> **Goal**
From the entries that follow, list every line in which the string "this" appears.

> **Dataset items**
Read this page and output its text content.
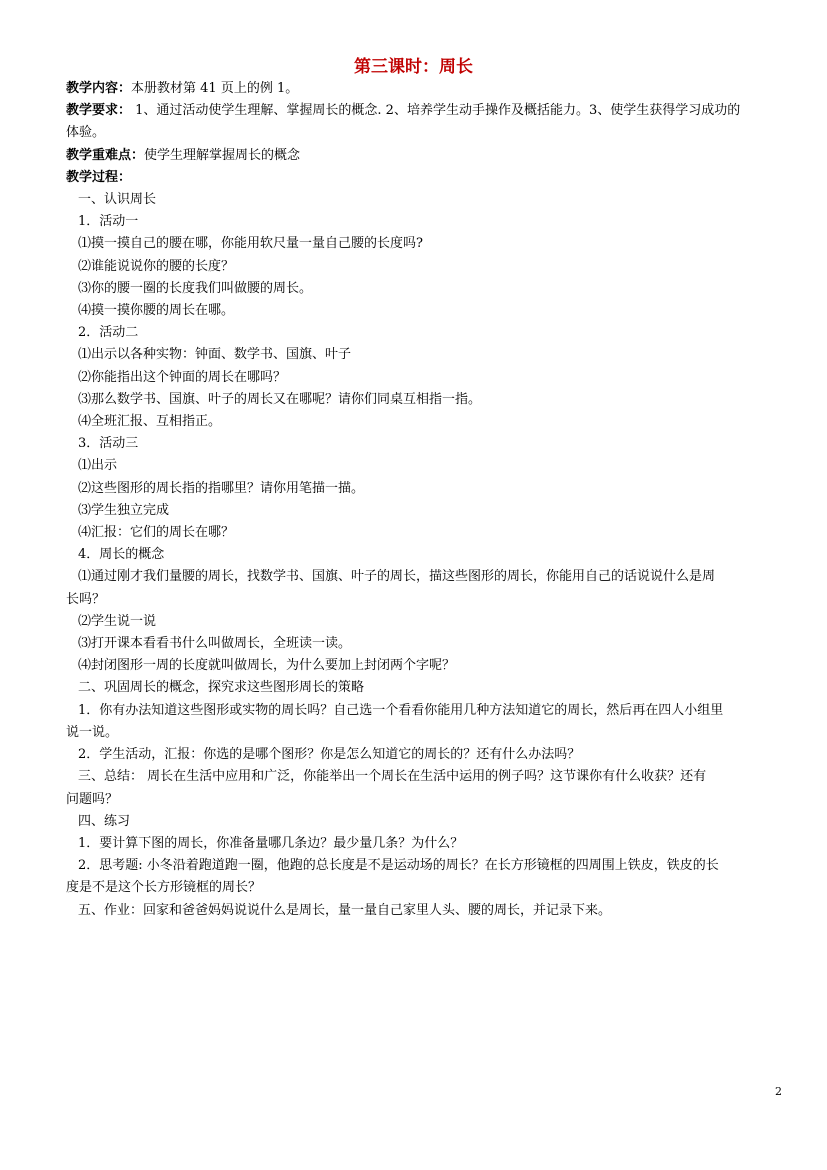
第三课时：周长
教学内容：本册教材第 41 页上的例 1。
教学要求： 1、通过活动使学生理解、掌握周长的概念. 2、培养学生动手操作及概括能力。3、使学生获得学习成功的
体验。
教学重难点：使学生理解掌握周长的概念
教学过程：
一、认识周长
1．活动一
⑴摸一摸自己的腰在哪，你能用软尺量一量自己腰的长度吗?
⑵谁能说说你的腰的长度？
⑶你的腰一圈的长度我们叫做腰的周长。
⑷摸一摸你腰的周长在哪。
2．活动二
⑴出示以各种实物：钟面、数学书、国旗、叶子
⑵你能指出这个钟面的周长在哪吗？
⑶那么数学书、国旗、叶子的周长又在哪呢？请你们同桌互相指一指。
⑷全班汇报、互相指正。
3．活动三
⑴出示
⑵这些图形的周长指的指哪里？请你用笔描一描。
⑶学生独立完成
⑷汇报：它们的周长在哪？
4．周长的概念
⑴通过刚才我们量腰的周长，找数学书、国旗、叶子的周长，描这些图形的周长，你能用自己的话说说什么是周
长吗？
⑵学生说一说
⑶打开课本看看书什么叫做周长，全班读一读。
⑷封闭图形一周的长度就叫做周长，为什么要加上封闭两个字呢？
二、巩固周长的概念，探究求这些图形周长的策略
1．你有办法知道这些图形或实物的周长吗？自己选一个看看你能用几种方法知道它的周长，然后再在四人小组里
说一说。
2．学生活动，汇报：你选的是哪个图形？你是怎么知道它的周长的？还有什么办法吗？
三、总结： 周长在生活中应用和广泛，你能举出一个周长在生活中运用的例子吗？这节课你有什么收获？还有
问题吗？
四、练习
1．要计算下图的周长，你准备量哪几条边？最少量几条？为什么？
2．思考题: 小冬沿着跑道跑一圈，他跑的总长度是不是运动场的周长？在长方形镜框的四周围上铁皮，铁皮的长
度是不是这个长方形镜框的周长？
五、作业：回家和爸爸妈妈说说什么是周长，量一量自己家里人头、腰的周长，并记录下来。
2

--

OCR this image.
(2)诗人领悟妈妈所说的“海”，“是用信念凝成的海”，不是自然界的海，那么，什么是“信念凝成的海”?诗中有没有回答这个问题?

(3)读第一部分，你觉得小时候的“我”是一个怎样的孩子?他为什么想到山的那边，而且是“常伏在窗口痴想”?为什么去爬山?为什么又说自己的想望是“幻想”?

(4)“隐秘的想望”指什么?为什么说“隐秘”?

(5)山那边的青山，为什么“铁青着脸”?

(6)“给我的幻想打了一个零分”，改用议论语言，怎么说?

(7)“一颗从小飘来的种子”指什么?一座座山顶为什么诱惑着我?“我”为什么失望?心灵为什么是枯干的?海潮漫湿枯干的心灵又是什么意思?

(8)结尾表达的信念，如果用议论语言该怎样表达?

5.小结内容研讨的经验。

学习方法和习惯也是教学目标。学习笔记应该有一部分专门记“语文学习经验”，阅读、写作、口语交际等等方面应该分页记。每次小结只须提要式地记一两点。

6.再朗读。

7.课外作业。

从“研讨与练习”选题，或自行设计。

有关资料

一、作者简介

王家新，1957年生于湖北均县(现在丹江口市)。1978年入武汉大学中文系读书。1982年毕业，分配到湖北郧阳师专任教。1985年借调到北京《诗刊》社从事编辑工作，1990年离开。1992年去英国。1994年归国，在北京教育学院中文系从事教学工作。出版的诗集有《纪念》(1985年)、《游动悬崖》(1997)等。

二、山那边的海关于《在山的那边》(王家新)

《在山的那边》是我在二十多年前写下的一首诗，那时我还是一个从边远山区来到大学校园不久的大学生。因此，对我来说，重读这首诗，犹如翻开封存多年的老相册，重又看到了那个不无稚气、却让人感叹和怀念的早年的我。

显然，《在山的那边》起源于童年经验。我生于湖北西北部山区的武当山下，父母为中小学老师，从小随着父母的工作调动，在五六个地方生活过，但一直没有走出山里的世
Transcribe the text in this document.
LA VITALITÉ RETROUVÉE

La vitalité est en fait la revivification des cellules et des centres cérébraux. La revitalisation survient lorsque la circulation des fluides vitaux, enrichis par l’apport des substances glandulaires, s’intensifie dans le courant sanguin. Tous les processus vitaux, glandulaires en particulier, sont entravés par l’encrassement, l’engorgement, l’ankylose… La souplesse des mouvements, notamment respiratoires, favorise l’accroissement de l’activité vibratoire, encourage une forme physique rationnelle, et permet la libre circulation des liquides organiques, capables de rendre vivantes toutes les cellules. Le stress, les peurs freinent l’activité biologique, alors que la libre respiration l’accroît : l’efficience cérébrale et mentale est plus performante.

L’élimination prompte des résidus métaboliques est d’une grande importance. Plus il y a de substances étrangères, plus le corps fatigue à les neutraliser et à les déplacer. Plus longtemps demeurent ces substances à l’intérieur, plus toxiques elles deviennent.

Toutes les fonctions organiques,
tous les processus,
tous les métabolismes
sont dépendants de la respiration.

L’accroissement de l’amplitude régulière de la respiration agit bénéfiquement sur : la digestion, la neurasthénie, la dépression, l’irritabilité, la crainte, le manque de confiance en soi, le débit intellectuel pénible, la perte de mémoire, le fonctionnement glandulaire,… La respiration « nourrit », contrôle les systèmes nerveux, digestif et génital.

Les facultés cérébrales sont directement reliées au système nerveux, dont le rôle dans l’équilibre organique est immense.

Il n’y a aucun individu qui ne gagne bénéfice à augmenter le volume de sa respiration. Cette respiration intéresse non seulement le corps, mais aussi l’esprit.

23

---

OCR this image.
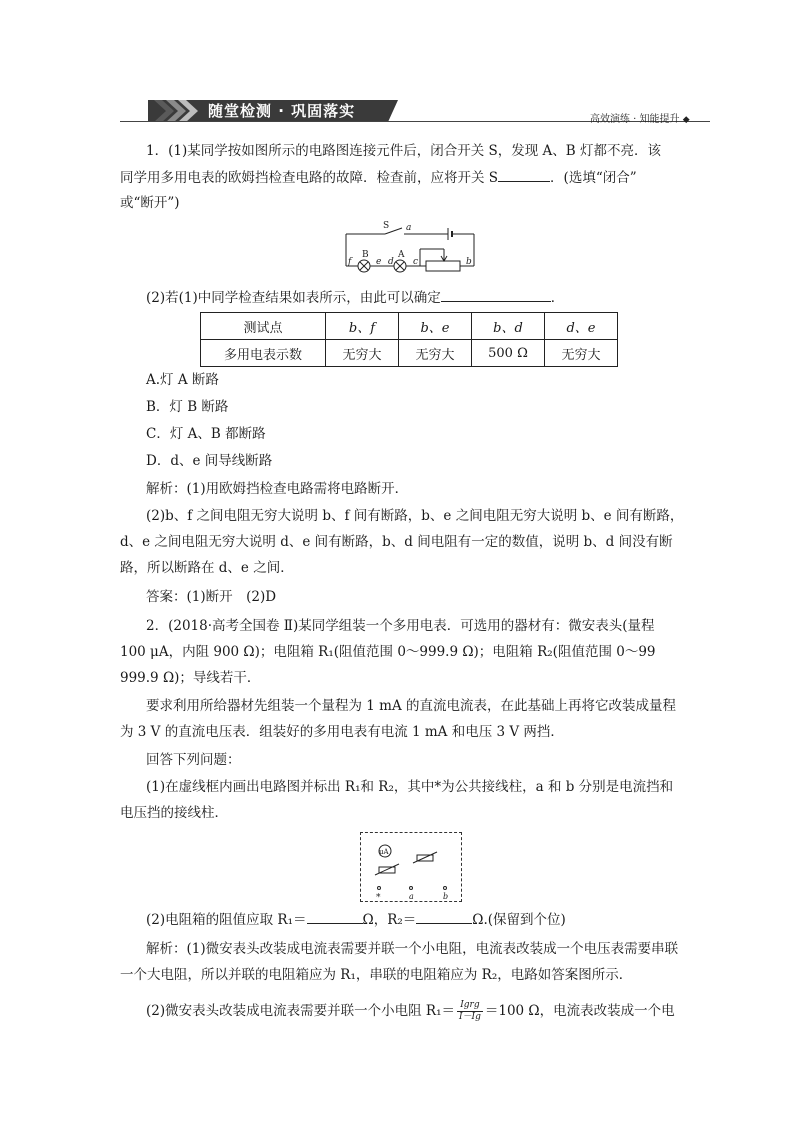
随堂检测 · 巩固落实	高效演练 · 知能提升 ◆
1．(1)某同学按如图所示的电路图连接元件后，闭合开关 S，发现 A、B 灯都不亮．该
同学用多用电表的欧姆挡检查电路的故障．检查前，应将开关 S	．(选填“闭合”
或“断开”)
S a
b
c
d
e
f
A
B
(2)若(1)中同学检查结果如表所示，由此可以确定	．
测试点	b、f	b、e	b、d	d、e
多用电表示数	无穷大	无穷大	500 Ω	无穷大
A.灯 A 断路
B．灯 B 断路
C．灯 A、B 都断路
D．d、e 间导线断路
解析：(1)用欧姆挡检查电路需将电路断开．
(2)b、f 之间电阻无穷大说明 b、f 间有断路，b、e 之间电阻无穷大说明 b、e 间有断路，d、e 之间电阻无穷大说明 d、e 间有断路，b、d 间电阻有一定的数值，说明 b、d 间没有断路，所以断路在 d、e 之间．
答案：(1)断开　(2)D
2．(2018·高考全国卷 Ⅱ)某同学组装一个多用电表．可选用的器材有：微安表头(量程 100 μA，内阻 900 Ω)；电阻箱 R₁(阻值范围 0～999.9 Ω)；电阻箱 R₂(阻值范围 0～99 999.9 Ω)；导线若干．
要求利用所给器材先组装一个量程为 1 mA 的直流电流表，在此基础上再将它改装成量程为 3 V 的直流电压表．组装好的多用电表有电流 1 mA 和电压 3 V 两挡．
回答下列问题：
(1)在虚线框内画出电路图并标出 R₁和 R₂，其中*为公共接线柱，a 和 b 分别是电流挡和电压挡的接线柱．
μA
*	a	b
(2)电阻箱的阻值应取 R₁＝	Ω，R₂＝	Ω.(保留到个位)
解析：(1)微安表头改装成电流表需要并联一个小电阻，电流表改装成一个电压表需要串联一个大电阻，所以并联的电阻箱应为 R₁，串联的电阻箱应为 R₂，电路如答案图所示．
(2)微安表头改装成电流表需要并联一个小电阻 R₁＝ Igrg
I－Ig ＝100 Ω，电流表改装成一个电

> **Correct answer**
Read this page and output its text content.
OCR this image.
Transcribe the text in this document.
OCR this image.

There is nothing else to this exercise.